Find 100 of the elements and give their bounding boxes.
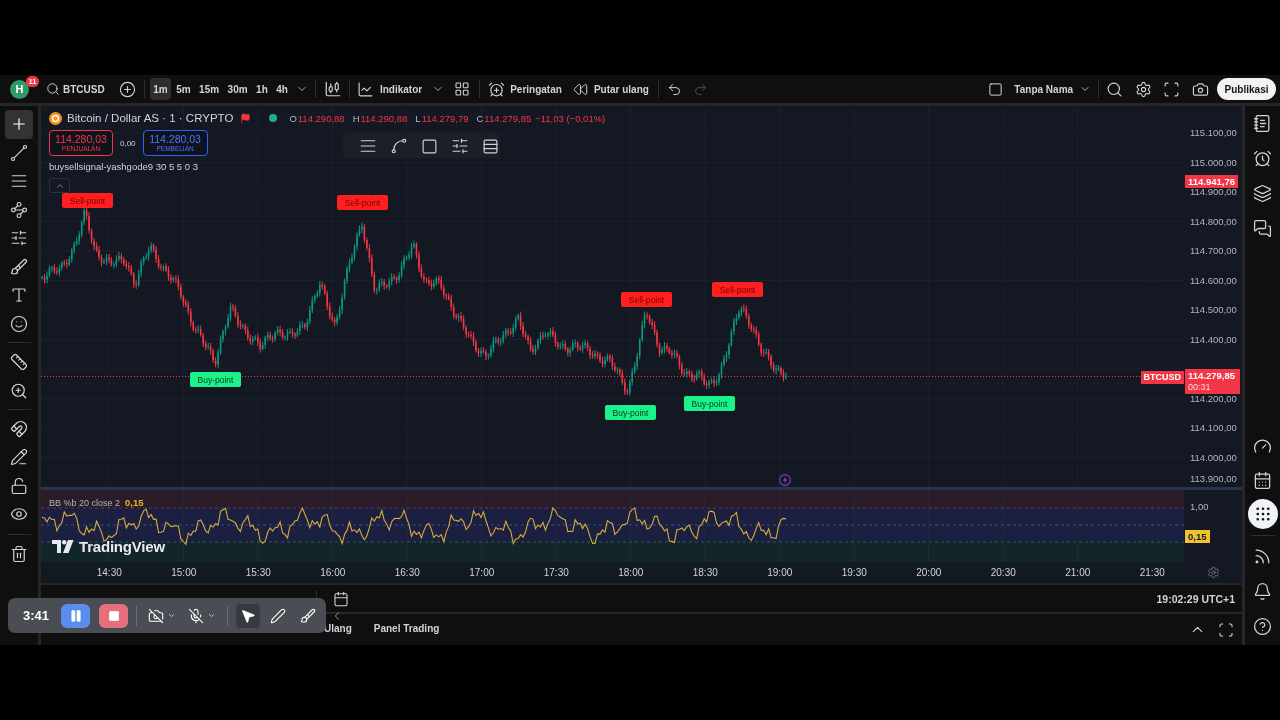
pause-icon [68,608,83,623]
price-tick-label: 114.800,00 [1190,214,1237,229]
sell-signal-label: Sell-point [337,195,388,210]
indicator-value-badge: 0,15 [1185,530,1210,543]
pencil-icon [10,448,28,467]
zoom-in-icon [10,381,28,400]
sliders-icon [451,137,469,155]
price-tick-label: 114.500,00 [1190,303,1237,317]
time-tick-label: 18:00 [617,567,645,578]
clock-text: 19:02:29 UTC+1 [1156,591,1235,606]
plus-icon [119,80,137,98]
calendar-icon [333,590,349,607]
bar-countdown: 00:31 [1188,382,1212,393]
price-tick-label: 115.100,00 [1190,126,1237,140]
stop-icon [107,609,120,622]
panel-tab[interactable]: Ulang [324,623,352,636]
search-icon [46,82,60,96]
publish-button[interactable]: Publikasi [1217,78,1276,100]
layout-button[interactable]: Tanpa Nama [985,78,1077,100]
ruler-icon [10,353,28,372]
redo-icon [693,81,709,97]
pointer-tool[interactable] [236,603,261,628]
price-change: −11,03 (−0,01%) [535,112,606,124]
chat-icon [1253,218,1272,238]
price-tick-label: 114.100,00 [1190,421,1237,435]
lightning-icon[interactable] [779,474,791,486]
high-price-badge: 114.941,76 [1185,175,1239,188]
ohlc-value: 114.290,88 [360,112,408,124]
stop-button[interactable] [99,603,129,628]
alert-button[interactable]: Peringatan [486,78,566,100]
indicator-value: 0,15 [125,497,144,508]
search-icon [1105,80,1123,98]
apps-button[interactable] [1247,499,1278,529]
time-tick-label: 20:30 [989,567,1017,578]
coin-icon [49,111,62,125]
caret-icon [167,611,177,620]
profile-button[interactable]: H [10,79,29,99]
ohlc-value: 114.290,88 [297,112,345,124]
price-tick-label: 113.900,00 [1190,472,1237,486]
time-tick-label: 21:00 [1064,567,1092,578]
ohlc-key: O [289,112,297,124]
ohlc-value: 114.279,79 [421,112,469,124]
settings-icon [1206,566,1220,579]
interval-tab[interactable]: 15m [196,78,223,100]
price-tick-label: 114.900,00 [1190,186,1237,199]
square-icon [421,137,438,155]
text-icon [10,286,28,305]
price-tick-label: 114.700,00 [1190,244,1237,258]
help-icon [1253,616,1272,636]
crosshair-tool[interactable] [5,110,33,139]
recording-time: 3:41 [23,608,50,623]
interval-tab[interactable]: 1h [253,78,271,100]
logo-icon [52,540,74,553]
interval-tab[interactable]: 30m [224,78,251,100]
price-tick-label: 115.000,00 [1190,155,1237,170]
status-dot-icon [269,114,278,122]
time-tick-label: 20:00 [915,567,943,578]
price-tick-label: 114.000,00 [1190,450,1237,465]
trash-icon [10,544,28,563]
brush-icon [300,607,317,624]
spread-value: 0,00 [120,138,136,148]
interval-tab[interactable]: 4h [273,78,291,100]
buy-signal-label: Buy-point [190,372,241,387]
indicator-title: BB %b 20 close 2 [49,497,121,508]
time-tick-label: 15:30 [244,567,272,578]
square-icon [988,81,1004,97]
pause-button[interactable] [61,603,91,628]
time-tick-label: 15:00 [170,567,198,578]
rows-icon [482,137,499,155]
dots-grid-icon [1253,505,1272,523]
sell-signal-label: Sell-point [712,282,763,297]
pointer-icon [240,607,257,624]
buy-signal-label: Buy-point [684,396,735,411]
price-tick-label: 114.400,00 [1190,332,1237,347]
logo-text: TradingView [79,538,165,555]
indicators-button[interactable]: Indikator [352,78,427,100]
curve-icon [390,137,408,155]
time-tick-label: 17:30 [542,567,570,578]
interval-tab[interactable]: 5m [173,78,194,100]
symbol-search-button[interactable]: BTCUSD [42,78,109,100]
lines-icon [359,137,377,155]
magnet-icon [10,419,28,438]
camera-off-icon [148,607,165,624]
calendar-icon [1253,470,1272,490]
ohlc-key: H [352,112,360,124]
replay-button[interactable]: Putar ulang [568,78,653,100]
time-tick-label: 18:30 [691,567,719,578]
interval-tab[interactable]: 1m [150,78,171,100]
price-tick-label: 114.200,00 [1190,391,1237,406]
smiley-icon [10,314,28,333]
ohlc-value: 114.279,85 [484,112,532,124]
time-tick-label: 16:30 [393,567,421,578]
caret-icon [207,611,217,620]
maximize-icon [1218,621,1234,638]
camera-icon [1191,80,1209,98]
time-tick-label: 21:30 [1138,567,1166,578]
grid-icon [454,81,471,97]
indicator-tick-label: 1,00 [1190,500,1209,514]
panel-tab[interactable]: Panel Trading [373,623,440,636]
time-tick-label: 14:30 [95,567,123,578]
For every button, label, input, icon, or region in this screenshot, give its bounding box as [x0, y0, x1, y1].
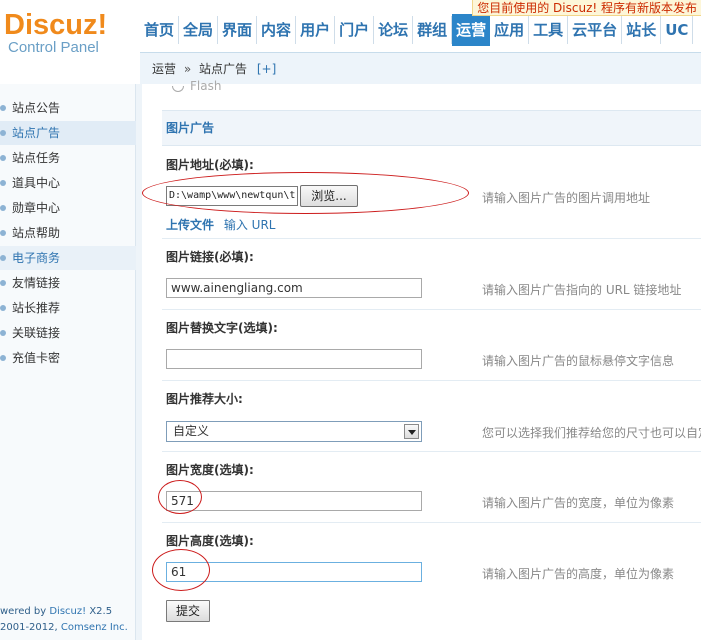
nav-home[interactable]: 首页 [140, 16, 180, 44]
sidebar: 站点公告 站点广告 站点任务 道具中心 勋章中心 站点帮助 电子商务 友情链接 … [0, 84, 136, 640]
nav-forum[interactable]: 论坛 [374, 16, 414, 44]
radio-flash[interactable] [172, 86, 184, 92]
nav-apps[interactable]: 应用 [490, 16, 530, 44]
image-height-hint: 请输入图片广告的高度，单位为像素 [482, 567, 675, 581]
sidebar-item-recharge-cards[interactable]: 充值卡密 [0, 346, 136, 370]
browse-button[interactable]: 浏览... [300, 185, 358, 207]
logo[interactable]: Discuz! Control Panel [4, 10, 134, 70]
comsenz-link[interactable]: Comsenz Inc. [61, 622, 128, 633]
breadcrumb-page: 站点广告 [199, 62, 248, 76]
nav-portal[interactable]: 门户 [335, 16, 375, 44]
sidebar-item-friend-links[interactable]: 友情链接 [0, 271, 136, 295]
sidebar-item-announcements[interactable]: 站点公告 [0, 96, 136, 120]
image-height-label: 图片高度(选填): [166, 534, 254, 548]
powered-by: wered by Discuz! X2.5 [0, 606, 113, 617]
image-size-selected: 自定义 [173, 424, 210, 438]
radio-flash-label: Flash [190, 79, 222, 93]
image-width-hint: 请输入图片广告的宽度，单位为像素 [482, 496, 675, 510]
image-size-label: 图片推荐大小: [166, 392, 243, 406]
breadcrumb-section: 运营 [152, 62, 177, 76]
image-width-label: 图片宽度(选填): [166, 463, 254, 477]
sidebar-footer: wered by Discuz! X2.5 2001-2012, Comsenz… [0, 604, 136, 636]
nav-webmaster[interactable]: 站长 [622, 16, 662, 44]
image-url-hint: 请输入图片广告的图片调用地址 [482, 191, 651, 205]
row-divider [162, 380, 701, 381]
bullet-icon [0, 330, 6, 336]
file-path-input[interactable]: D:\wamp\www\newtqun\t [166, 186, 298, 206]
image-alt-label: 图片替换文字(选填): [166, 321, 278, 335]
row-divider [162, 522, 701, 523]
main-content: Flash 图片广告 图片地址(必填): D:\wamp\www\newtqun… [142, 79, 701, 640]
nav-content[interactable]: 内容 [257, 16, 297, 44]
nav-cloud[interactable]: 云平台 [568, 16, 623, 44]
sidebar-item-props[interactable]: 道具中心 [0, 171, 136, 195]
bullet-icon [0, 230, 6, 236]
nav-groups[interactable]: 群组 [413, 16, 453, 44]
bullet-icon [0, 280, 6, 286]
nav-users[interactable]: 用户 [296, 16, 336, 44]
logo-subtitle: Control Panel [8, 39, 99, 56]
sidebar-item-tasks[interactable]: 站点任务 [0, 146, 136, 170]
header: Discuz! Control Panel 首页 全局 界面 内容 用户 门户 … [0, 0, 701, 84]
sidebar-item-medals[interactable]: 勋章中心 [0, 196, 136, 220]
top-nav: 首页 全局 界面 内容 用户 门户 论坛 群组 运营 应用 工具 云平台 站长 … [140, 14, 694, 46]
bullet-icon [0, 255, 6, 261]
bullet-icon [0, 155, 6, 161]
image-url-label: 图片地址(必填): [166, 158, 254, 172]
logo-brand: Discuz! [4, 9, 108, 41]
sidebar-group-ecommerce[interactable]: 电子商务 [0, 246, 136, 270]
nav-uc[interactable]: UC [661, 16, 694, 44]
copyright: 2001-2012, Comsenz Inc. [0, 622, 128, 633]
update-notice[interactable]: 您目前使用的 Discuz! 程序有新版本发布 [472, 0, 701, 16]
image-link-label: 图片链接(必填): [166, 250, 254, 264]
upload-file-link[interactable]: 上传文件 [166, 218, 214, 232]
upload-mode-links: 上传文件 输入 URL [166, 216, 275, 233]
row-divider [162, 238, 701, 239]
sidebar-item-related-links[interactable]: 关联链接 [0, 321, 136, 345]
sidebar-item-site-ads[interactable]: 站点广告 [0, 121, 136, 145]
nav-operations[interactable]: 运营 [452, 14, 491, 46]
bullet-icon [0, 130, 6, 136]
breadcrumb: 运营 » 站点广告 [+] [140, 52, 701, 84]
nav-interface[interactable]: 界面 [218, 16, 258, 44]
row-divider [162, 309, 701, 310]
image-alt-input[interactable] [166, 349, 422, 369]
image-link-input[interactable]: www.ainengliang.com [166, 278, 422, 298]
bullet-icon [0, 355, 6, 361]
nav-global[interactable]: 全局 [179, 16, 219, 44]
add-shortcut-button[interactable]: [+] [257, 62, 276, 76]
breadcrumb-separator: » [183, 62, 192, 76]
discuz-link[interactable]: Discuz! [49, 606, 86, 617]
image-height-input[interactable]: 61 [166, 562, 422, 582]
image-size-select[interactable]: 自定义 [166, 421, 422, 442]
nav-tools[interactable]: 工具 [529, 16, 569, 44]
row-divider [162, 451, 701, 452]
bullet-icon [0, 305, 6, 311]
image-link-hint: 请输入图片广告指向的 URL 链接地址 [482, 283, 682, 297]
sidebar-item-recommend[interactable]: 站长推荐 [0, 296, 136, 320]
chevron-down-icon[interactable] [404, 424, 419, 439]
enter-url-link[interactable]: 输入 URL [224, 218, 276, 232]
image-width-input[interactable]: 571 [166, 491, 422, 511]
bullet-icon [0, 105, 6, 111]
bullet-icon [0, 205, 6, 211]
image-alt-hint: 请输入图片广告的鼠标悬停文字信息 [482, 354, 675, 368]
image-size-hint: 您可以选择我们推荐给您的尺寸也可以自定义 [482, 426, 701, 440]
bullet-icon [0, 180, 6, 186]
sidebar-item-help[interactable]: 站点帮助 [0, 221, 136, 245]
section-title: 图片广告 [162, 110, 701, 146]
submit-button[interactable]: 提交 [166, 600, 210, 622]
####################
■ Given problem ■
Could you return, unchanged, the stretch of entries from the line containing "nav-home[interactable]: 首页 [140, 16, 180, 44]" through the line containing "sidebar-item-announcements[interactable]: 站点公告 [0, 96, 136, 120]", both ends included?

■ Full answer ■
nav-home[interactable]: 首页 [140, 16, 180, 44]
sidebar: 站点公告 站点广告 站点任务 道具中心 勋章中心 站点帮助 电子商务 友情链接 … [0, 84, 136, 640]
nav-forum[interactable]: 论坛 [374, 16, 414, 44]
radio-flash[interactable] [172, 86, 184, 92]
nav-apps[interactable]: 应用 [490, 16, 530, 44]
image-height-hint: 请输入图片广告的高度，单位为像素 [482, 567, 675, 581]
sidebar-item-recharge-cards[interactable]: 充值卡密 [0, 346, 136, 370]
browse-button[interactable]: 浏览... [300, 185, 358, 207]
logo[interactable]: Discuz! Control Panel [4, 10, 134, 70]
comsenz-link[interactable]: Comsenz Inc. [61, 622, 128, 633]
breadcrumb-page: 站点广告 [199, 62, 248, 76]
nav-portal[interactable]: 门户 [335, 16, 375, 44]
sidebar-item-friend-links[interactable]: 友情链接 [0, 271, 136, 295]
sidebar-item-announcements[interactable]: 站点公告 [0, 96, 136, 120]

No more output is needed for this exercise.